* Stated problem *
Pick out the lines containing "oracle".

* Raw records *
+++
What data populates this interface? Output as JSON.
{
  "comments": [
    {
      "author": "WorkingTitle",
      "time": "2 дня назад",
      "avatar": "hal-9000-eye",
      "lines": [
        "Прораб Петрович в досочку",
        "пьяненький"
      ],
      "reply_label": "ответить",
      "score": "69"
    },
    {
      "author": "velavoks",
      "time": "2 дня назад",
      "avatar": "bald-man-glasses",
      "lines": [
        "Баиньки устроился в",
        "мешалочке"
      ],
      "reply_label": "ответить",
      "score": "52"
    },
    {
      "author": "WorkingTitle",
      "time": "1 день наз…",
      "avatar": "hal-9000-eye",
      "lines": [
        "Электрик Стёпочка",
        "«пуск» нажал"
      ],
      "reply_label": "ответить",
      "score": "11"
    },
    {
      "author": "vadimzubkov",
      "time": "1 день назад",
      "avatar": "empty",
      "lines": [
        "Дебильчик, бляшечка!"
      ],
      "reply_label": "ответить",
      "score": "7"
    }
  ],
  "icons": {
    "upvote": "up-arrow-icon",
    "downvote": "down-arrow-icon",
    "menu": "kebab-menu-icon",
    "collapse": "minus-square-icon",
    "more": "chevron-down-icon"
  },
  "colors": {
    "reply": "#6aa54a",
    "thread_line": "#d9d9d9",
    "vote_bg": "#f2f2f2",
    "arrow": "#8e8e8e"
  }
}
+++
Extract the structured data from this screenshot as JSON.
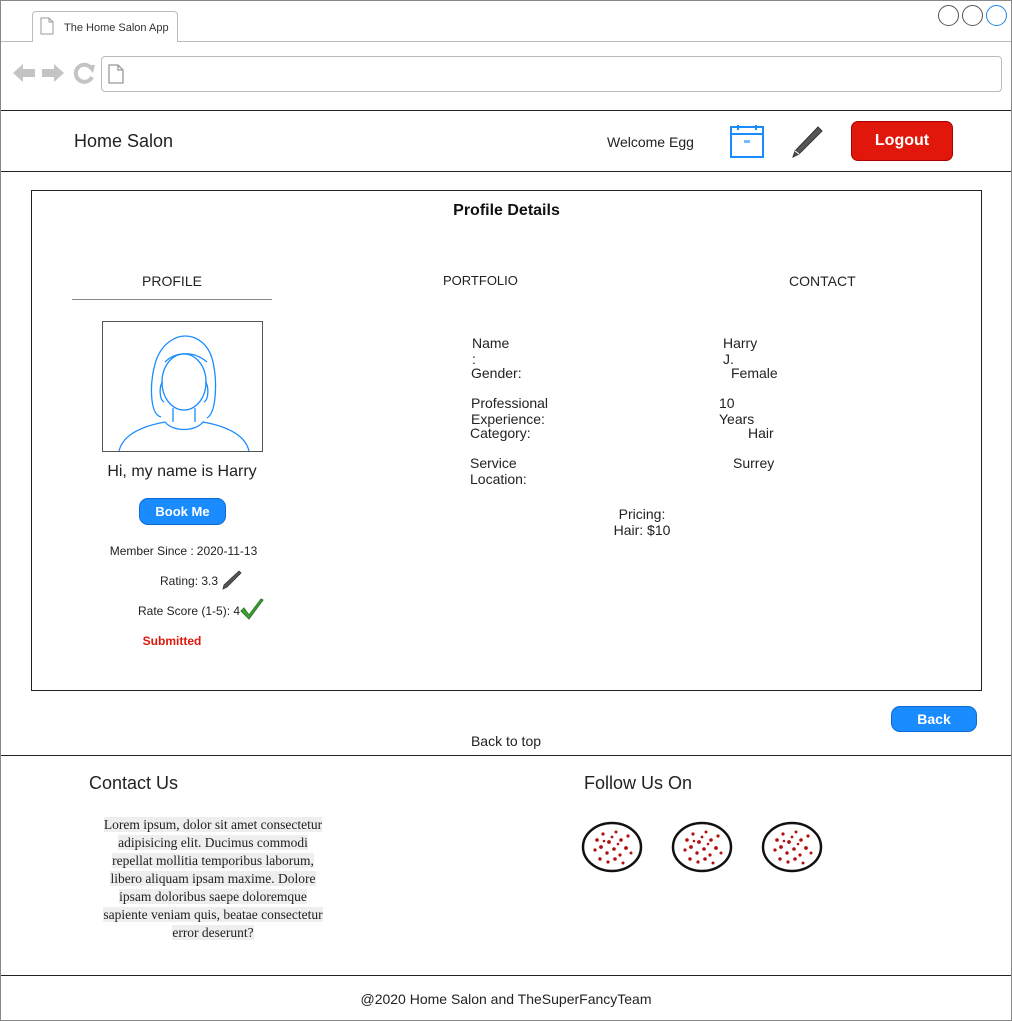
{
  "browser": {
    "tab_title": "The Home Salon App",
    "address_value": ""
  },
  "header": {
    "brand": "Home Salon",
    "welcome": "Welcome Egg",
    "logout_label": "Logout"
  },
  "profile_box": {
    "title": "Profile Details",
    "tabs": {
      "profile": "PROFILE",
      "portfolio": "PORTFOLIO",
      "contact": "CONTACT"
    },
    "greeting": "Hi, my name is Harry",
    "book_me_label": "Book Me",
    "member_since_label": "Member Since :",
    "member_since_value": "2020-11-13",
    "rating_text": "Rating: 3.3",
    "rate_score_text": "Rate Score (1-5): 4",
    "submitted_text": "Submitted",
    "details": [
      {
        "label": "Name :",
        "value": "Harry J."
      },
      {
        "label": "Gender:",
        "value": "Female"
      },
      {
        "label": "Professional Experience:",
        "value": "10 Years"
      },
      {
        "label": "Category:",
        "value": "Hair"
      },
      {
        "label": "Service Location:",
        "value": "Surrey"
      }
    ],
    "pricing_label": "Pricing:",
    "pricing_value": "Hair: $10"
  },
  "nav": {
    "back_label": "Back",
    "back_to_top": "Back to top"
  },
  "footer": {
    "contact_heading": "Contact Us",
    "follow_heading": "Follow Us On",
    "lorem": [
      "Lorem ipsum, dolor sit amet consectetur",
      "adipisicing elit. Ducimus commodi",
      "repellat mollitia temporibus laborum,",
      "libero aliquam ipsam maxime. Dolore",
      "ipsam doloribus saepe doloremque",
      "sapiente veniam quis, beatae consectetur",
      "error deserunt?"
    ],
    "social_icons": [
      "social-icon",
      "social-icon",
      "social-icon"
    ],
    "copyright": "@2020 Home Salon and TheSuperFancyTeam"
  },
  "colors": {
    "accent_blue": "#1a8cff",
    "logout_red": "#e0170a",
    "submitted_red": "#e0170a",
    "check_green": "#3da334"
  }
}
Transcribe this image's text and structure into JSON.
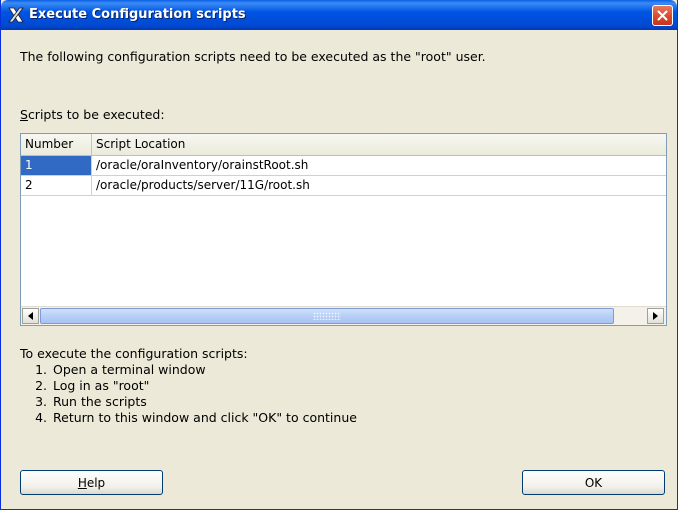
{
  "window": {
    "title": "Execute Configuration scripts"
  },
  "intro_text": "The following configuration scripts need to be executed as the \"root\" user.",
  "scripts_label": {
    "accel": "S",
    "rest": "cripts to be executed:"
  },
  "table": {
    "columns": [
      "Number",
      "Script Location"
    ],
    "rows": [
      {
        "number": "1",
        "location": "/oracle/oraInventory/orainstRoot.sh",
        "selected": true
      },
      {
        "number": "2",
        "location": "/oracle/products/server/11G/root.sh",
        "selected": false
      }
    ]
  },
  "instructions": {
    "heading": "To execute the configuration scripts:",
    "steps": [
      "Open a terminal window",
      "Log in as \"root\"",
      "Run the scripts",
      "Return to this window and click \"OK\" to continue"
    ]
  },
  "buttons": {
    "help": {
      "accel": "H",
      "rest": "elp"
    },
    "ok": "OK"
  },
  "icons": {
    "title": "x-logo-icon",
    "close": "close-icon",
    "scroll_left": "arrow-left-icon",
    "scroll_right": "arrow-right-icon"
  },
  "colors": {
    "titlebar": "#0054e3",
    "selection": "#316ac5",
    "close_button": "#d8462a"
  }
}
+++
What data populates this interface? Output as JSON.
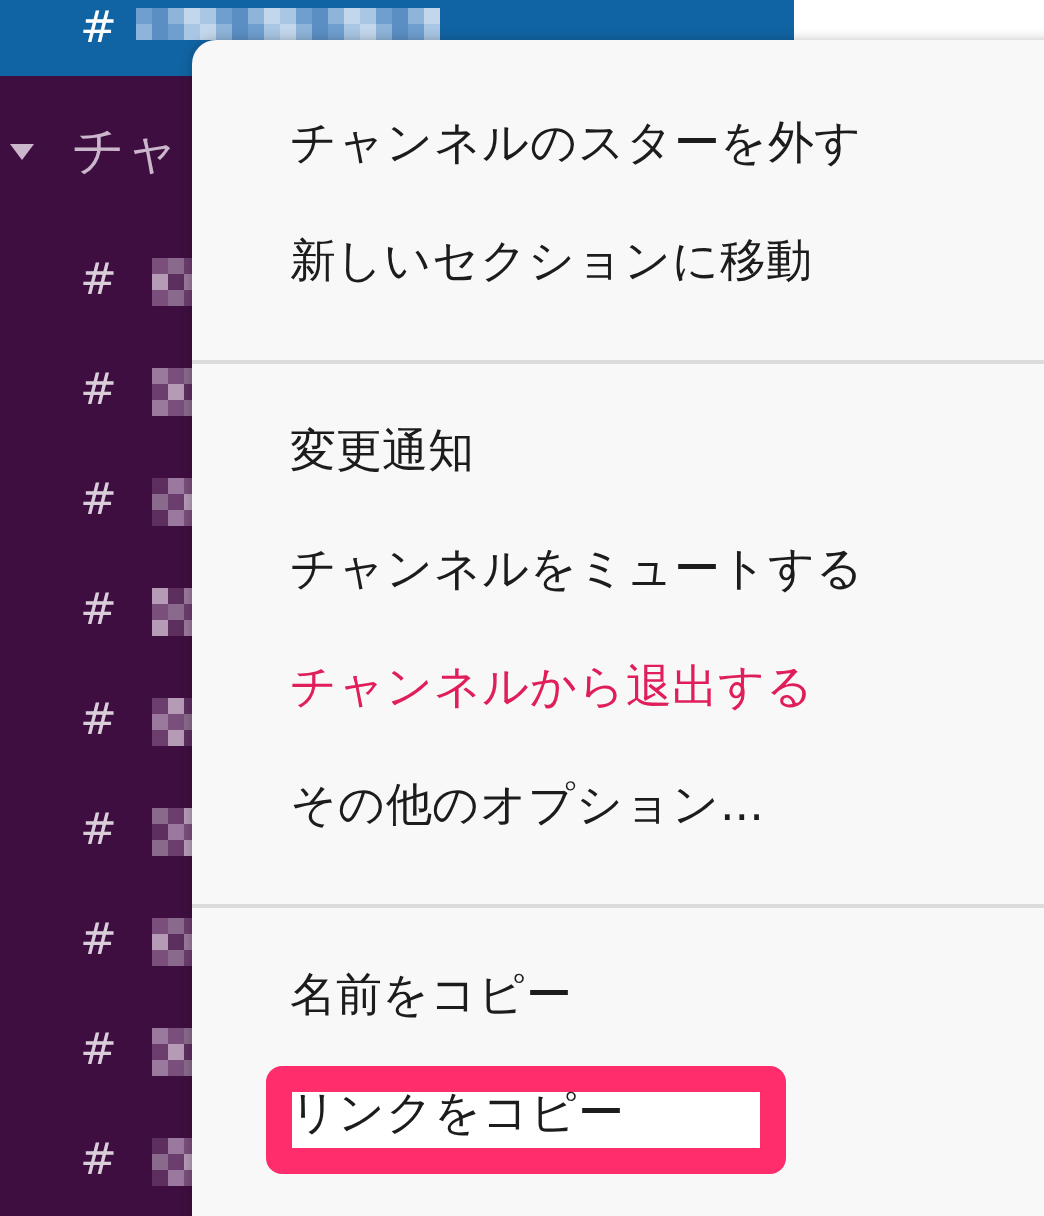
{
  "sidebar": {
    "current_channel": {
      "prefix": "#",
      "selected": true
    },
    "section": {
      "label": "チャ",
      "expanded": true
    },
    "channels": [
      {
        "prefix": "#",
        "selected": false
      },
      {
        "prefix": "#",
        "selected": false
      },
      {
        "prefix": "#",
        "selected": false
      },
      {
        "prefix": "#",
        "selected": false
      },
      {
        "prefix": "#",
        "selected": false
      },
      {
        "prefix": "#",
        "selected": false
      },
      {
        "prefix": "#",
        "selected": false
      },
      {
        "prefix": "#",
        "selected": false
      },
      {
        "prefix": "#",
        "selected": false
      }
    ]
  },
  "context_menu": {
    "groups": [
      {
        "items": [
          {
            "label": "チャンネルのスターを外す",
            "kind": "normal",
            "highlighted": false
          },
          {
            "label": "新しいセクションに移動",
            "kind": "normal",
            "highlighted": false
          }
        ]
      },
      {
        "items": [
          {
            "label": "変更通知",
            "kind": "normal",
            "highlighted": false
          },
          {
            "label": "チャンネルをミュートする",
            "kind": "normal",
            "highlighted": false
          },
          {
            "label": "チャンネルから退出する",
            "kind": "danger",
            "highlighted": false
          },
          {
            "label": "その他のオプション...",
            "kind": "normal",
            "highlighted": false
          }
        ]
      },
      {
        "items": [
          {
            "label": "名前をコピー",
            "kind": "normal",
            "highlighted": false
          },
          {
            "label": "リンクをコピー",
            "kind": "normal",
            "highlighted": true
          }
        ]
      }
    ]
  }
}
+++
* Completed exercise *
        "location": "/oracle/oraInventory/orainstRoot.sh",
        "location": "/oracle/products/server/11G/root.sh",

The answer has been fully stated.